• _WORK INSTRUCTIONS_: Pictures do not belong in the copy; transcribe everything else in the records exactly.
=====
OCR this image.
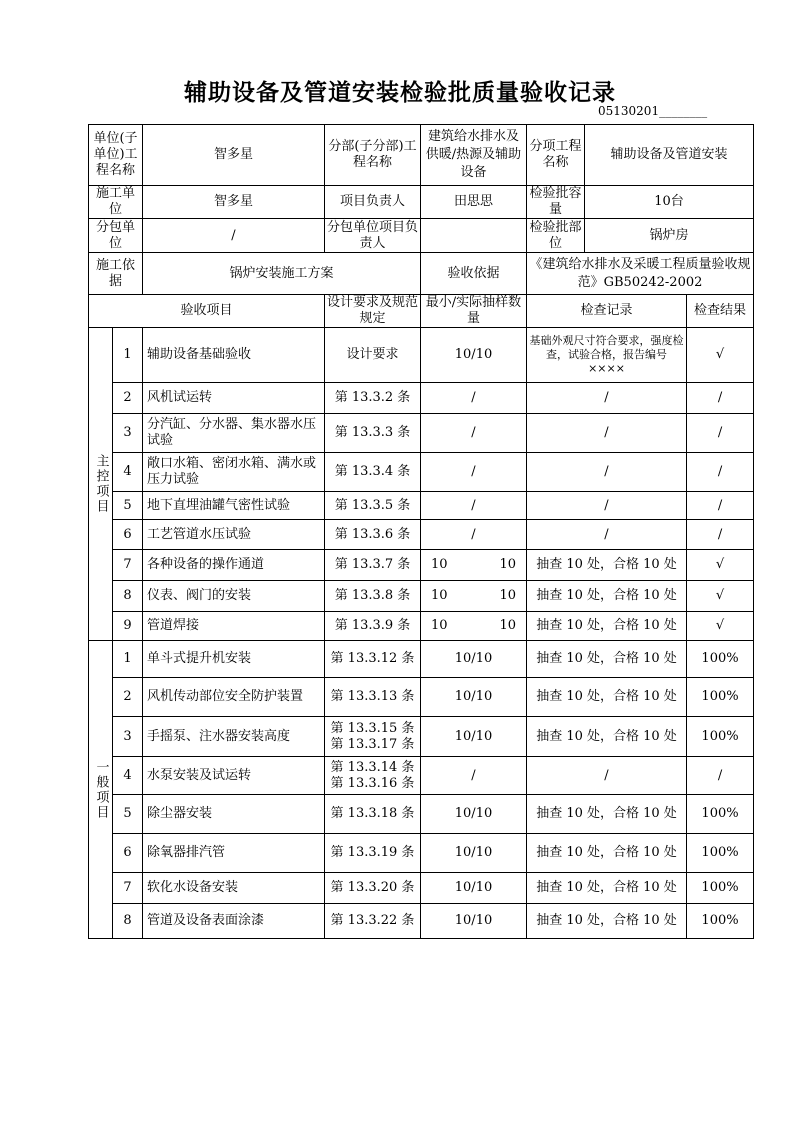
辅助设备及管道安装检验批质量验收记录
05130201________
单位(子单位)工程名称		智多星	分部(子分部)工程名称	建筑给水排水及供暖/热源及辅助设备	分项工程名称	辅助设备及管道安装	
施工单位		智多星	项目负责人	田思思	检验批容量	10台	
分包单位		/	分包单位项目负责人		检验批部位	锅炉房	
施工依据		锅炉安装施工方案		验收依据	《建筑给水排水及采暖工程质量验收规范》GB50242-2002		
验收项目			设计要求及规范规定	最小/实际抽样数量	检查记录		检查结果
主控项目	1	辅助设备基础验收	设计要求	10/10	基础外观尺寸符合要求，强度检查，试验合格，报告编号××××		√
	2	风机试运转	第 13.3.2 条	/	/		/
	3	分汽缸、分水器、集水器水压试验	第 13.3.3 条	/	/		/
	4	敞口水箱、密闭水箱、满水或压力试验	第 13.3.4 条	/	/		/
	5	地下直埋油罐气密性试验	第 13.3.5 条	/	/		/
	6	工艺管道水压试验	第 13.3.6 条	/	/		/
	7	各种设备的操作通道	第 13.3.7 条	10 10	抽查 10 处，合格 10 处		√
	8	仪表、阀门的安装	第 13.3.8 条	10 10	抽查 10 处，合格 10 处		√
	9	管道焊接	第 13.3.9 条	10 10	抽查 10 处，合格 10 处		√
一般项目	1	单斗式提升机安装	第 13.3.12 条	10/10	抽查 10 处，合格 10 处		100%
	2	风机传动部位安全防护装置	第 13.3.13 条	10/10	抽查 10 处，合格 10 处		100%
	3	手摇泵、注水器安装高度	第 13.3.15 条
第 13.3.17 条	10/10	抽查 10 处，合格 10 处		100%
	4	水泵安装及试运转	第 13.3.14 条
第 13.3.16 条	/	/		/
	5	除尘器安装	第 13.3.18 条	10/10	抽查 10 处，合格 10 处		100%
	6	除氧器排汽管	第 13.3.19 条	10/10	抽查 10 处，合格 10 处		100%
	7	软化水设备安装	第 13.3.20 条	10/10	抽查 10 处，合格 10 处		100%
	8	管道及设备表面涂漆	第 13.3.22 条	10/10	抽查 10 处，合格 10 处		100%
=====
• _OUTPUT OF THE EXERCISE_:
OCR this image.
辅助设备及管道安装检验批质量验收记录
05130201________
单位(子单位)工程名称		智多星	分部(子分部)工程名称	建筑给水排水及供暖/热源及辅助设备	分项工程名称	辅助设备及管道安装	
施工单位		智多星	项目负责人	田思思	检验批容量	10台	
分包单位		/	分包单位项目负责人		检验批部位	锅炉房	
施工依据		锅炉安装施工方案		验收依据	《建筑给水排水及采暖工程质量验收规范》GB50242-2002		
验收项目			设计要求及规范规定	最小/实际抽样数量	检查记录		检查结果
主控项目	1	辅助设备基础验收	设计要求	10/10	基础外观尺寸符合要求，强度检查，试验合格，报告编号××××		√
	2	风机试运转	第 13.3.2 条	/	/		/
	3	分汽缸、分水器、集水器水压试验	第 13.3.3 条	/	/		/
	4	敞口水箱、密闭水箱、满水或压力试验	第 13.3.4 条	/	/		/
	5	地下直埋油罐气密性试验	第 13.3.5 条	/	/		/
	6	工艺管道水压试验	第 13.3.6 条	/	/		/
	7	各种设备的操作通道	第 13.3.7 条	10 10	抽查 10 处，合格 10 处		√
	8	仪表、阀门的安装	第 13.3.8 条	10 10	抽查 10 处，合格 10 处		√
	9	管道焊接	第 13.3.9 条	10 10	抽查 10 处，合格 10 处		√
一般项目	1	单斗式提升机安装	第 13.3.12 条	10/10	抽查 10 处，合格 10 处		100%
	2	风机传动部位安全防护装置	第 13.3.13 条	10/10	抽查 10 处，合格 10 处		100%
	3	手摇泵、注水器安装高度	第 13.3.15 条
第 13.3.17 条	10/10	抽查 10 处，合格 10 处		100%
	4	水泵安装及试运转	第 13.3.14 条
第 13.3.16 条	/	/		/
	5	除尘器安装	第 13.3.18 条	10/10	抽查 10 处，合格 10 处		100%
	6	除氧器排汽管	第 13.3.19 条	10/10	抽查 10 处，合格 10 处		100%
	7	软化水设备安装	第 13.3.20 条	10/10	抽查 10 处，合格 10 处		100%
	8	管道及设备表面涂漆	第 13.3.22 条	10/10	抽查 10 处，合格 10 处		100%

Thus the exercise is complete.